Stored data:
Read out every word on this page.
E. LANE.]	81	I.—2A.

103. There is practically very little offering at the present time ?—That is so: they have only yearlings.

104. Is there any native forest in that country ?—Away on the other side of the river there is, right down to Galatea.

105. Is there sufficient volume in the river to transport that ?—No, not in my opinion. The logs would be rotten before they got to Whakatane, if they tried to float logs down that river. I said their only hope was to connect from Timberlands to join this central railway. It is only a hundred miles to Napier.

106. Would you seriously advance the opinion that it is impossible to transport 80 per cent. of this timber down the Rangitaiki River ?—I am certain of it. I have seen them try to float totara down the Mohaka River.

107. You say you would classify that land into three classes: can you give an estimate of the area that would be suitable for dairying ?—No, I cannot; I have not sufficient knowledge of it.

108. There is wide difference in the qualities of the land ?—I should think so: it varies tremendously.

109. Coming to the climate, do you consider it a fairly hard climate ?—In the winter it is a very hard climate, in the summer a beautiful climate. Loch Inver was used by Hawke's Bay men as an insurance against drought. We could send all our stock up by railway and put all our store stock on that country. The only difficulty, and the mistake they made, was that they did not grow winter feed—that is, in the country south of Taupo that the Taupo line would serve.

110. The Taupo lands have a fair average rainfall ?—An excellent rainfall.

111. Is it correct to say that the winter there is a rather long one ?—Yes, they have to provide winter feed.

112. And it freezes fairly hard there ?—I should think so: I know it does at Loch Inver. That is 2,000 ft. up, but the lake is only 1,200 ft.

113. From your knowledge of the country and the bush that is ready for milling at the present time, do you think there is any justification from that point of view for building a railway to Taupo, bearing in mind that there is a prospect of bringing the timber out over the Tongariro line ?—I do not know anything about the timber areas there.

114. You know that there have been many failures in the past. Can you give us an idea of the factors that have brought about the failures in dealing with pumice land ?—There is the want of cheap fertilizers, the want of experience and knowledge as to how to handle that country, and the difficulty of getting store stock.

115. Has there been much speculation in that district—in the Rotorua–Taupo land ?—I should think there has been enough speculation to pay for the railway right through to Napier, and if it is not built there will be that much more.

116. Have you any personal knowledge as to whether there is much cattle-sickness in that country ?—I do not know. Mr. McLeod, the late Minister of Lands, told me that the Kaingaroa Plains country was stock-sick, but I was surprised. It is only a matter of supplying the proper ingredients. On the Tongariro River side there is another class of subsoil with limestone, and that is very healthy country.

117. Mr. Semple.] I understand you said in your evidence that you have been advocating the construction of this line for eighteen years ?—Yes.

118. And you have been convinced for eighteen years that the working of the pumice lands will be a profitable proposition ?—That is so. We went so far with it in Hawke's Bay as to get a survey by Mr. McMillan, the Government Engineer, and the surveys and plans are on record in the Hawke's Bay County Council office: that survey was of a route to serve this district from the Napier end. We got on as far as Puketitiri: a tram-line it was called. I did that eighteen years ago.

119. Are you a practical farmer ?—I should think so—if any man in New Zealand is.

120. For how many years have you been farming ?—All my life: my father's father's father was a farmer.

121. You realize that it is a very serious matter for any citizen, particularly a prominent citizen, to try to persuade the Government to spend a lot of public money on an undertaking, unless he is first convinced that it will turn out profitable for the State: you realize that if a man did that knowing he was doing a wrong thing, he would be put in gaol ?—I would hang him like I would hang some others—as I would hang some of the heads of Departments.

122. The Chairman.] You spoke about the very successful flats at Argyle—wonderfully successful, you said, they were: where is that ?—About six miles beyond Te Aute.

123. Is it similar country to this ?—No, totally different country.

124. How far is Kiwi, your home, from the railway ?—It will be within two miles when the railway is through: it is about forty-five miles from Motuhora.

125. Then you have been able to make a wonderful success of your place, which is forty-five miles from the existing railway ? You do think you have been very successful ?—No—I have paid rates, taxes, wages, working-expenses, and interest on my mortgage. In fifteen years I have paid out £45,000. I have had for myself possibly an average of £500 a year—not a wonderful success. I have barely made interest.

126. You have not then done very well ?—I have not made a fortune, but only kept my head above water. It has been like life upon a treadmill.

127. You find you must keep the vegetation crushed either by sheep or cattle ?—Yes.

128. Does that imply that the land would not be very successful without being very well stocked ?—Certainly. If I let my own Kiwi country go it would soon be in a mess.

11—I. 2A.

## The task:
Extract every record and return it verbatim.

## The output:
Read out every word on this page.
E. LANE.]	81	I.—2A.

103. There is practically very little offering at the present time ?—That is so: they have only yearlings.

104. Is there any native forest in that country ?—Away on the other side of the river there is, right down to Galatea.

105. Is there sufficient volume in the river to transport that ?—No, not in my opinion. The logs would be rotten before they got to Whakatane, if they tried to float logs down that river. I said their only hope was to connect from Timberlands to join this central railway. It is only a hundred miles to Napier.

106. Would you seriously advance the opinion that it is impossible to transport 80 per cent. of this timber down the Rangitaiki River ?—I am certain of it. I have seen them try to float totara down the Mohaka River.

107. You say you would classify that land into three classes: can you give an estimate of the area that would be suitable for dairying ?—No, I cannot; I have not sufficient knowledge of it.

108. There is wide difference in the qualities of the land ?—I should think so: it varies tremendously.

109. Coming to the climate, do you consider it a fairly hard climate ?—In the winter it is a very hard climate, in the summer a beautiful climate. Loch Inver was used by Hawke's Bay men as an insurance against drought. We could send all our stock up by railway and put all our store stock on that country. The only difficulty, and the mistake they made, was that they did not grow winter feed—that is, in the country south of Taupo that the Taupo line would serve.

110. The Taupo lands have a fair average rainfall ?—An excellent rainfall.

111. Is it correct to say that the winter there is a rather long one ?—Yes, they have to provide winter feed.

112. And it freezes fairly hard there ?—I should think so: I know it does at Loch Inver. That is 2,000 ft. up, but the lake is only 1,200 ft.

113. From your knowledge of the country and the bush that is ready for milling at the present time, do you think there is any justification from that point of view for building a railway to Taupo, bearing in mind that there is a prospect of bringing the timber out over the Tongariro line ?—I do not know anything about the timber areas there.

114. You know that there have been many failures in the past. Can you give us an idea of the factors that have brought about the failures in dealing with pumice land ?—There is the want of cheap fertilizers, the want of experience and knowledge as to how to handle that country, and the difficulty of getting store stock.

115. Has there been much speculation in that district—in the Rotorua–Taupo land ?—I should think there has been enough speculation to pay for the railway right through to Napier, and if it is not built there will be that much more.

116. Have you any personal knowledge as to whether there is much cattle-sickness in that country ?—I do not know. Mr. McLeod, the late Minister of Lands, told me that the Kaingaroa Plains country was stock-sick, but I was surprised. It is only a matter of supplying the proper ingredients. On the Tongariro River side there is another class of subsoil with limestone, and that is very healthy country.

117. Mr. Semple.] I understand you said in your evidence that you have been advocating the construction of this line for eighteen years ?—Yes.

118. And you have been convinced for eighteen years that the working of the pumice lands will be a profitable proposition ?—That is so. We went so far with it in Hawke's Bay as to get a survey by Mr. McMillan, the Government Engineer, and the surveys and plans are on record in the Hawke's Bay County Council office: that survey was of a route to serve this district from the Napier end. We got on as far as Puketitiri: a tram-line it was called. I did that eighteen years ago.

119. Are you a practical farmer ?—I should think so—if any man in New Zealand is.

120. For how many years have you been farming ?—All my life: my father's father's father was a farmer.

121. You realize that it is a very serious matter for any citizen, particularly a prominent citizen, to try to persuade the Government to spend a lot of public money on an undertaking, unless he is first convinced that it will turn out profitable for the State: you realize that if a man did that knowing he was doing a wrong thing, he would be put in gaol ?—I would hang him like I would hang some others—as I would hang some of the heads of Departments.

122. The Chairman.] You spoke about the very successful flats at Argyle—wonderfully successful, you said, they were: where is that ?—About six miles beyond Te Aute.

123. Is it similar country to this ?—No, totally different country.

124. How far is Kiwi, your home, from the railway ?—It will be within two miles when the railway is through: it is about forty-five miles from Motuhora.

125. Then you have been able to make a wonderful success of your place, which is forty-five miles from the existing railway ? You do think you have been very successful ?—No—I have paid rates, taxes, wages, working-expenses, and interest on my mortgage. In fifteen years I have paid out £45,000. I have had for myself possibly an average of £500 a year—not a wonderful success. I have barely made interest.

126. You have not then done very well ?—I have not made a fortune, but only kept my head above water. It has been like life upon a treadmill.

127. You find you must keep the vegetation crushed either by sheep or cattle ?—Yes.

128. Does that imply that the land would not be very successful without being very well stocked ?—Certainly. If I let my own Kiwi country go it would soon be in a mess.

11—I. 2A.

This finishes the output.